━━ TASK INPUTS ━━

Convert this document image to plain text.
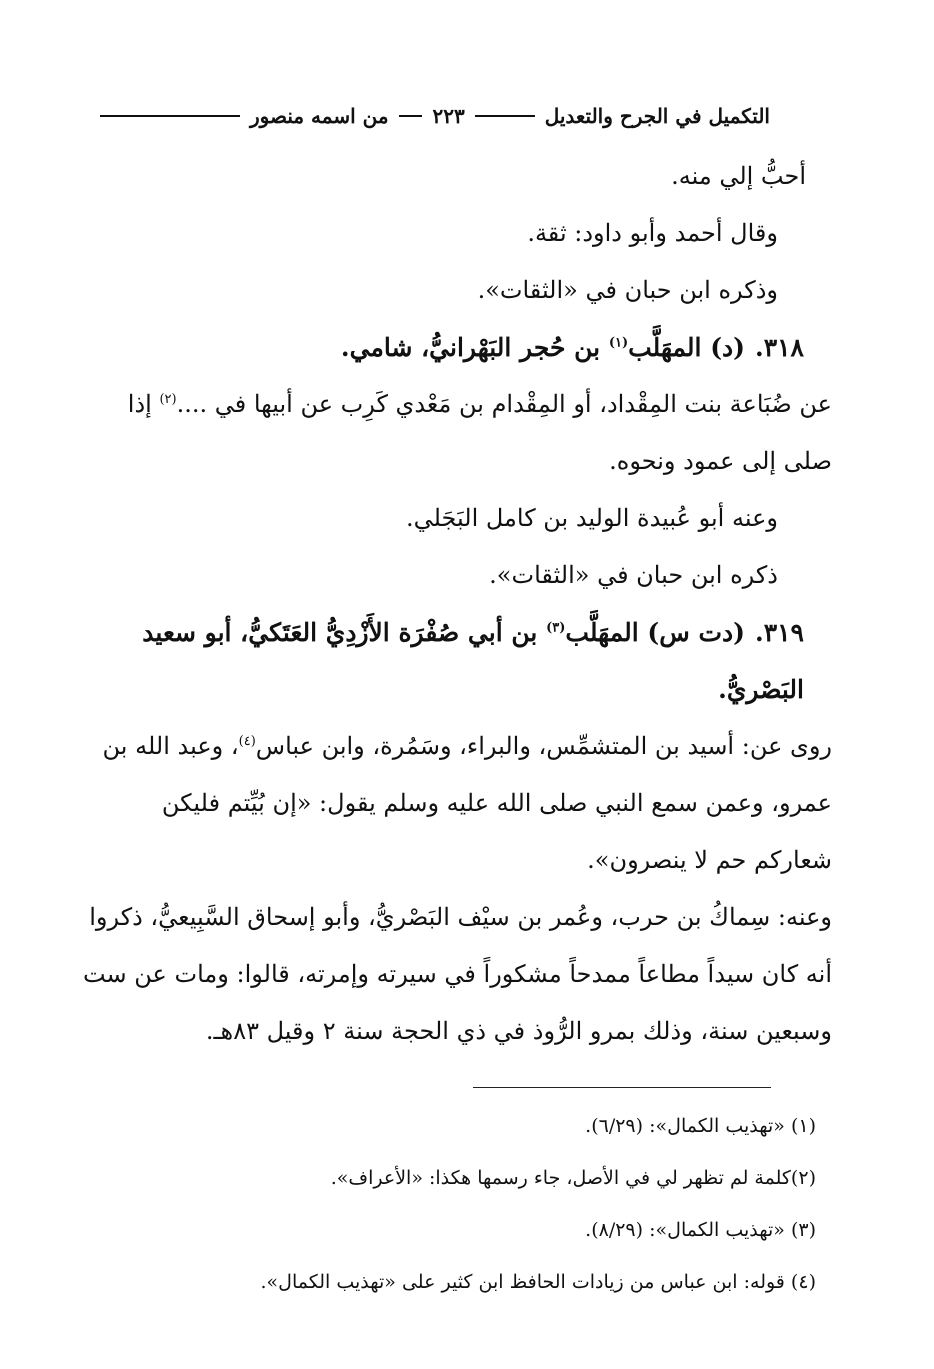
التكميل في الجرح والتعديل
٢٢٣
من اسمه منصور

أحبُّ إلي منه.

وقال أحمد وأبو داود: ثقة.

وذكره ابن حبان في «الثقات».

٣١٨.(د) المهَلَّب$^{(١)}$ بن حُجر البَهْرانيُّ، شامي.

عن ضُبَاعة بنت المِقْداد، أو المِقْدام بن مَعْدي كَرِب عن أبيها في ....$^{(٢)}$ إذا صلى إلى عمود ونحوه.

وعنه أبو عُبيدة الوليد بن كامل البَجَلي.

ذكره ابن حبان في «الثقات».

٣١٩.(دت س) المهَلَّب$^{(٣)}$ بن أبي صُفْرَة الأَزْدِيُّ العَتَكيُّ، أبو سعيد البَصْريُّ.

روى عن: أسيد بن المتشمِّس، والبراء، وسَمُرة، وابن عباس$^{(٤)}$، وعبد الله بن عمرو، وعمن سمع النبي صلى الله عليه وسلم يقول: «إن بُيِّتم فليكن شعاركم حم لا ينصرون».

وعنه: سِماكُ بن حرب، وعُمر بن سيْف البَصْريُّ، وأبو إسحاق السَّبِيعيُّ، ذكروا أنه كان سيداً مطاعاً ممدحاً مشكوراً في سيرته وإمرته، قالوا: ومات عن ست وسبعين سنة، وذلك بمرو الرُّوذ في ذي الحجة سنة ٢ وقيل ٨٣هـ.

(١) «تهذيب الكمال»: (٦/٢٩).

(٢)كلمة لم تظهر لي في الأصل، جاء رسمها هكذا: «الأعراف».

(٣) «تهذيب الكمال»: (٨/٢٩).

(٤) قوله: ابن عباس من زيادات الحافظ ابن كثير على «تهذيب الكمال».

━━━

-- CHALLENGE --
Exclude every picture and copy the remaining data exactly.

-- REPLY TO THE TASK --
Convert this document image to plain text.
التكميل في الجرح والتعديل
٢٢٣
من اسمه منصور

أحبُّ إلي منه.

وقال أحمد وأبو داود: ثقة.

وذكره ابن حبان في «الثقات».

٣١٨.(د) المهَلَّب$^{(١)}$ بن حُجر البَهْرانيُّ، شامي.

عن ضُبَاعة بنت المِقْداد، أو المِقْدام بن مَعْدي كَرِب عن أبيها في ....$^{(٢)}$ إذا صلى إلى عمود ونحوه.

وعنه أبو عُبيدة الوليد بن كامل البَجَلي.

ذكره ابن حبان في «الثقات».

٣١٩.(دت س) المهَلَّب$^{(٣)}$ بن أبي صُفْرَة الأَزْدِيُّ العَتَكيُّ، أبو سعيد البَصْريُّ.

روى عن: أسيد بن المتشمِّس، والبراء، وسَمُرة، وابن عباس$^{(٤)}$، وعبد الله بن عمرو، وعمن سمع النبي صلى الله عليه وسلم يقول: «إن بُيِّتم فليكن شعاركم حم لا ينصرون».

وعنه: سِماكُ بن حرب، وعُمر بن سيْف البَصْريُّ، وأبو إسحاق السَّبِيعيُّ، ذكروا أنه كان سيداً مطاعاً ممدحاً مشكوراً في سيرته وإمرته، قالوا: ومات عن ست وسبعين سنة، وذلك بمرو الرُّوذ في ذي الحجة سنة ٢ وقيل ٨٣هـ.

(١) «تهذيب الكمال»: (٦/٢٩).

(٢)كلمة لم تظهر لي في الأصل، جاء رسمها هكذا: «الأعراف».

(٣) «تهذيب الكمال»: (٨/٢٩).

(٤) قوله: ابن عباس من زيادات الحافظ ابن كثير على «تهذيب الكمال».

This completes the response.